Scan the lines below for the string "timestamp" and copy every one that has it.

---- Available records

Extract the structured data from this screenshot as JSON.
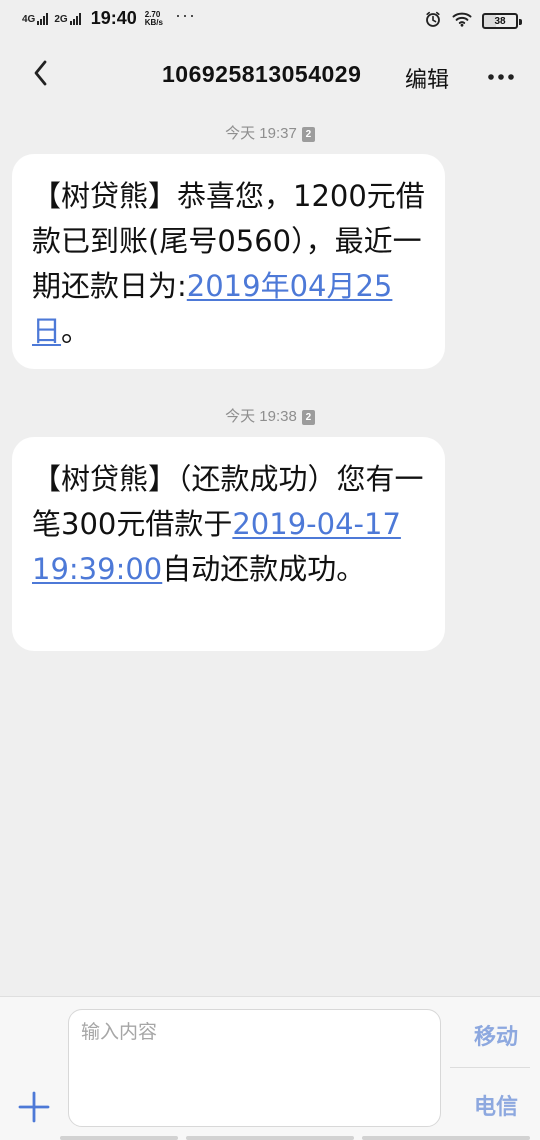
{
  "status_bar": {
    "network_1": "4G",
    "network_2": "2G",
    "time": "19:40",
    "speed_value": "2.70",
    "speed_unit": "KB/s",
    "more_indicator": "···",
    "battery_level": "38",
    "icons": [
      "signal-icon",
      "alarm-icon",
      "wifi-icon",
      "battery-icon"
    ]
  },
  "header": {
    "title": "106925813054029",
    "edit_label": "编辑",
    "back_icon": "chevron-left-icon",
    "more_icon": "more-horizontal-icon"
  },
  "messages": [
    {
      "timestamp": "今天 19:37",
      "sim_badge": "2",
      "text_before": "【树贷熊】恭喜您，1200元借款已到账(尾号0560），最近一期还款日为:",
      "link_text": "2019年04月25日",
      "text_after": "。"
    },
    {
      "timestamp": "今天 19:38",
      "sim_badge": "2",
      "text_before": "【树贷熊】（还款成功）您有一笔300元借款于",
      "link_text": "2019-04-17 19:39:00",
      "text_after": "自动还款成功。"
    }
  ],
  "composer": {
    "placeholder": "输入内容",
    "sim_1_label": "移动",
    "sim_2_label": "电信",
    "plus_icon": "plus-icon"
  },
  "colors": {
    "background": "#efefef",
    "bubble": "#ffffff",
    "link": "#4d79d7",
    "sim_button": "#8da8df",
    "timestamp": "#8e8e8e"
  }
}
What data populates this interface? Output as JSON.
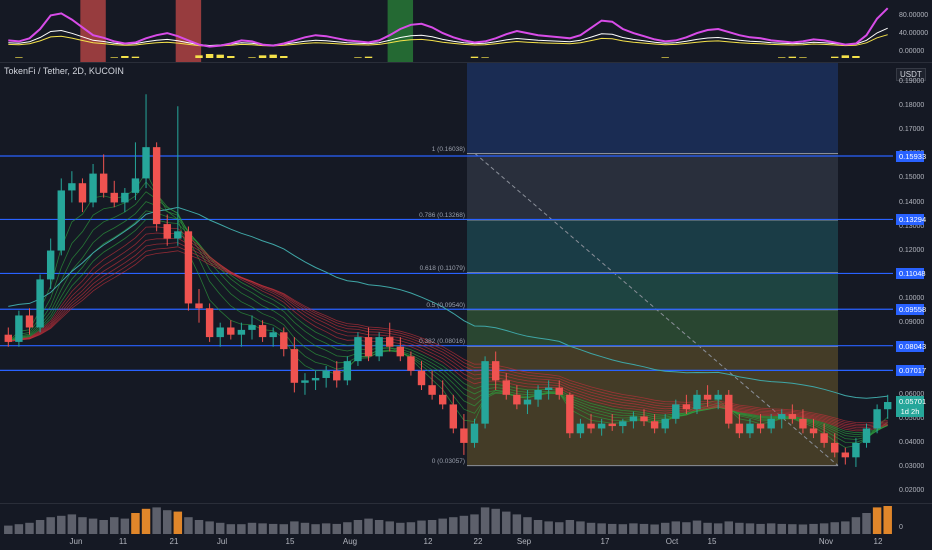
{
  "chart_title": "TokenFi / Tether, 2D, KUCOIN",
  "currency": "USDT",
  "colors": {
    "background": "#151924",
    "up": "#26a69a",
    "down": "#ef5350",
    "fib_line": "#2962ff",
    "oscillator": "#d84ce8",
    "bands": "#2e9e3d"
  },
  "price_axis_labels": [
    "0.19000",
    "0.18000",
    "0.17000",
    "0.16000",
    "0.15000",
    "0.14000",
    "0.13000",
    "0.12000",
    "0.11000",
    "0.10000",
    "0.09000",
    "0.08000",
    "0.07000",
    "0.06000",
    "0.05000",
    "0.04000",
    "0.03000",
    "0.02000"
  ],
  "indicator_axis_labels": [
    "80.00000",
    "40.00000",
    "0.00000"
  ],
  "volume_axis_label": "0",
  "price_tags": [
    {
      "value": "0.15933",
      "color": "#2962ff"
    },
    {
      "value": "0.13294",
      "color": "#2962ff"
    },
    {
      "value": "0.11048",
      "color": "#2962ff"
    },
    {
      "value": "0.09558",
      "color": "#2962ff"
    },
    {
      "value": "0.08043",
      "color": "#2962ff"
    },
    {
      "value": "0.07017",
      "color": "#2962ff"
    },
    {
      "value": "0.05701",
      "color": "#26a69a"
    },
    {
      "value": "1d 2h",
      "color": "#26a69a"
    }
  ],
  "fib_levels": [
    {
      "label": "1 (0.16038)",
      "price": 0.16038
    },
    {
      "label": "0.786 (0.13268)",
      "price": 0.13268
    },
    {
      "label": "0.618 (0.11079)",
      "price": 0.11079
    },
    {
      "label": "0.5 (0.09540)",
      "price": 0.0954
    },
    {
      "label": "0.382 (0.08016)",
      "price": 0.08016
    },
    {
      "label": "0 (0.03057)",
      "price": 0.03057
    }
  ],
  "time_labels": [
    "Jun",
    "11",
    "21",
    "Jul",
    "15",
    "Aug",
    "12",
    "22",
    "Sep",
    "17",
    "Oct",
    "15",
    "Nov",
    "12"
  ],
  "horizontal_lines": [
    0.15933,
    0.13294,
    0.11048,
    0.09558,
    0.08043,
    0.07017
  ],
  "chart_data": {
    "type": "candlestick",
    "y_axis_range": [
      0.015,
      0.198
    ],
    "candles": [
      [
        0.085,
        0.088,
        0.08,
        0.082
      ],
      [
        0.082,
        0.095,
        0.08,
        0.093
      ],
      [
        0.093,
        0.096,
        0.085,
        0.088
      ],
      [
        0.088,
        0.11,
        0.086,
        0.108
      ],
      [
        0.108,
        0.125,
        0.104,
        0.12
      ],
      [
        0.12,
        0.15,
        0.118,
        0.145
      ],
      [
        0.145,
        0.153,
        0.14,
        0.148
      ],
      [
        0.148,
        0.15,
        0.136,
        0.14
      ],
      [
        0.14,
        0.156,
        0.138,
        0.152
      ],
      [
        0.152,
        0.16,
        0.142,
        0.144
      ],
      [
        0.144,
        0.149,
        0.138,
        0.14
      ],
      [
        0.14,
        0.146,
        0.136,
        0.144
      ],
      [
        0.144,
        0.165,
        0.141,
        0.15
      ],
      [
        0.15,
        0.185,
        0.146,
        0.163
      ],
      [
        0.163,
        0.165,
        0.128,
        0.131
      ],
      [
        0.131,
        0.135,
        0.122,
        0.125
      ],
      [
        0.125,
        0.18,
        0.122,
        0.128
      ],
      [
        0.128,
        0.13,
        0.095,
        0.098
      ],
      [
        0.098,
        0.104,
        0.09,
        0.096
      ],
      [
        0.096,
        0.098,
        0.082,
        0.084
      ],
      [
        0.084,
        0.09,
        0.08,
        0.088
      ],
      [
        0.088,
        0.091,
        0.083,
        0.085
      ],
      [
        0.085,
        0.09,
        0.08,
        0.087
      ],
      [
        0.087,
        0.093,
        0.083,
        0.089
      ],
      [
        0.089,
        0.091,
        0.082,
        0.084
      ],
      [
        0.084,
        0.088,
        0.08,
        0.086
      ],
      [
        0.086,
        0.088,
        0.076,
        0.079
      ],
      [
        0.079,
        0.084,
        0.061,
        0.065
      ],
      [
        0.065,
        0.069,
        0.06,
        0.066
      ],
      [
        0.066,
        0.07,
        0.062,
        0.067
      ],
      [
        0.067,
        0.072,
        0.063,
        0.07
      ],
      [
        0.07,
        0.074,
        0.063,
        0.066
      ],
      [
        0.066,
        0.076,
        0.064,
        0.074
      ],
      [
        0.074,
        0.086,
        0.072,
        0.084
      ],
      [
        0.084,
        0.088,
        0.074,
        0.076
      ],
      [
        0.076,
        0.086,
        0.074,
        0.084
      ],
      [
        0.084,
        0.09,
        0.078,
        0.08
      ],
      [
        0.08,
        0.084,
        0.074,
        0.076
      ],
      [
        0.076,
        0.078,
        0.068,
        0.07
      ],
      [
        0.07,
        0.074,
        0.062,
        0.064
      ],
      [
        0.064,
        0.07,
        0.058,
        0.06
      ],
      [
        0.06,
        0.066,
        0.054,
        0.056
      ],
      [
        0.056,
        0.06,
        0.044,
        0.046
      ],
      [
        0.046,
        0.052,
        0.035,
        0.04
      ],
      [
        0.04,
        0.05,
        0.038,
        0.048
      ],
      [
        0.048,
        0.076,
        0.046,
        0.074
      ],
      [
        0.074,
        0.078,
        0.062,
        0.066
      ],
      [
        0.066,
        0.069,
        0.058,
        0.06
      ],
      [
        0.06,
        0.064,
        0.054,
        0.056
      ],
      [
        0.056,
        0.062,
        0.052,
        0.058
      ],
      [
        0.058,
        0.064,
        0.055,
        0.062
      ],
      [
        0.062,
        0.066,
        0.058,
        0.063
      ],
      [
        0.063,
        0.066,
        0.058,
        0.06
      ],
      [
        0.06,
        0.061,
        0.042,
        0.044
      ],
      [
        0.044,
        0.05,
        0.042,
        0.048
      ],
      [
        0.048,
        0.052,
        0.044,
        0.046
      ],
      [
        0.046,
        0.05,
        0.043,
        0.048
      ],
      [
        0.048,
        0.052,
        0.045,
        0.047
      ],
      [
        0.047,
        0.05,
        0.044,
        0.049
      ],
      [
        0.049,
        0.053,
        0.046,
        0.051
      ],
      [
        0.051,
        0.054,
        0.047,
        0.049
      ],
      [
        0.049,
        0.052,
        0.044,
        0.046
      ],
      [
        0.046,
        0.052,
        0.044,
        0.05
      ],
      [
        0.05,
        0.058,
        0.048,
        0.056
      ],
      [
        0.056,
        0.06,
        0.052,
        0.054
      ],
      [
        0.054,
        0.062,
        0.052,
        0.06
      ],
      [
        0.06,
        0.064,
        0.055,
        0.058
      ],
      [
        0.058,
        0.062,
        0.054,
        0.06
      ],
      [
        0.06,
        0.062,
        0.046,
        0.048
      ],
      [
        0.048,
        0.052,
        0.042,
        0.044
      ],
      [
        0.044,
        0.05,
        0.042,
        0.048
      ],
      [
        0.048,
        0.052,
        0.044,
        0.046
      ],
      [
        0.046,
        0.052,
        0.044,
        0.05
      ],
      [
        0.05,
        0.054,
        0.046,
        0.052
      ],
      [
        0.052,
        0.056,
        0.048,
        0.05
      ],
      [
        0.05,
        0.054,
        0.044,
        0.046
      ],
      [
        0.046,
        0.05,
        0.042,
        0.044
      ],
      [
        0.044,
        0.048,
        0.038,
        0.04
      ],
      [
        0.04,
        0.044,
        0.034,
        0.036
      ],
      [
        0.036,
        0.038,
        0.031,
        0.034
      ],
      [
        0.034,
        0.042,
        0.03,
        0.04
      ],
      [
        0.04,
        0.048,
        0.038,
        0.046
      ],
      [
        0.046,
        0.056,
        0.044,
        0.054
      ],
      [
        0.054,
        0.06,
        0.05,
        0.057
      ]
    ],
    "volume": [
      0.3,
      0.35,
      0.4,
      0.5,
      0.6,
      0.65,
      0.7,
      0.6,
      0.55,
      0.5,
      0.6,
      0.55,
      0.75,
      0.9,
      0.95,
      0.85,
      0.8,
      0.6,
      0.5,
      0.45,
      0.4,
      0.35,
      0.35,
      0.4,
      0.38,
      0.36,
      0.35,
      0.45,
      0.4,
      0.35,
      0.38,
      0.36,
      0.42,
      0.5,
      0.55,
      0.5,
      0.45,
      0.4,
      0.42,
      0.48,
      0.5,
      0.55,
      0.6,
      0.65,
      0.7,
      0.95,
      0.9,
      0.8,
      0.7,
      0.6,
      0.5,
      0.45,
      0.42,
      0.5,
      0.45,
      0.4,
      0.38,
      0.36,
      0.35,
      0.38,
      0.36,
      0.34,
      0.4,
      0.45,
      0.42,
      0.48,
      0.4,
      0.38,
      0.45,
      0.4,
      0.38,
      0.36,
      0.38,
      0.36,
      0.35,
      0.34,
      0.36,
      0.38,
      0.42,
      0.45,
      0.6,
      0.75,
      0.95,
      1.0
    ],
    "volume_highlight": [
      12,
      13,
      16,
      82,
      83
    ],
    "oscillator": [
      30,
      28,
      34,
      52,
      78,
      82,
      70,
      55,
      40,
      35,
      28,
      24,
      26,
      34,
      40,
      44,
      38,
      30,
      22,
      18,
      20,
      24,
      30,
      28,
      22,
      20,
      24,
      30,
      36,
      40,
      38,
      34,
      30,
      28,
      26,
      30,
      40,
      52,
      60,
      62,
      55,
      44,
      36,
      30,
      26,
      28,
      34,
      42,
      48,
      44,
      40,
      38,
      36,
      34,
      40,
      54,
      68,
      66,
      52,
      44,
      38,
      32,
      28,
      30,
      36,
      44,
      50,
      52,
      46,
      40,
      36,
      34,
      30,
      28,
      26,
      28,
      32,
      30,
      26,
      22,
      24,
      40,
      72,
      92
    ],
    "indicator_columns": [
      [
        8,
        "#ef5350"
      ],
      [
        17,
        "#ef5350"
      ],
      [
        37,
        "#2e9e3d"
      ]
    ]
  }
}
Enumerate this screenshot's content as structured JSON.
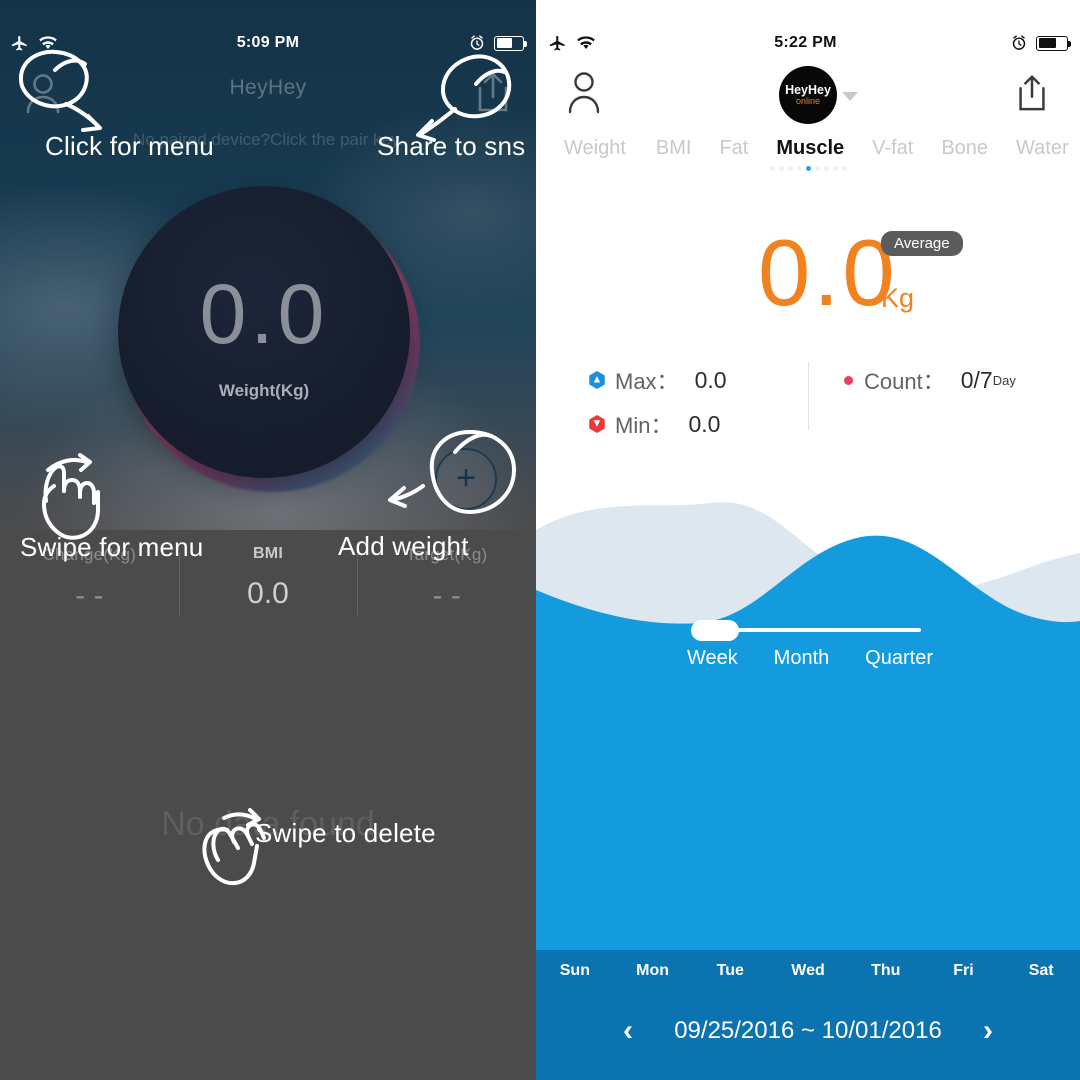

--------

#### [Solved exercise]
      "timestamp": "今天 19:37",
      "timestamp": "今天 19:38",
    "timestamp": "#8e8e8e"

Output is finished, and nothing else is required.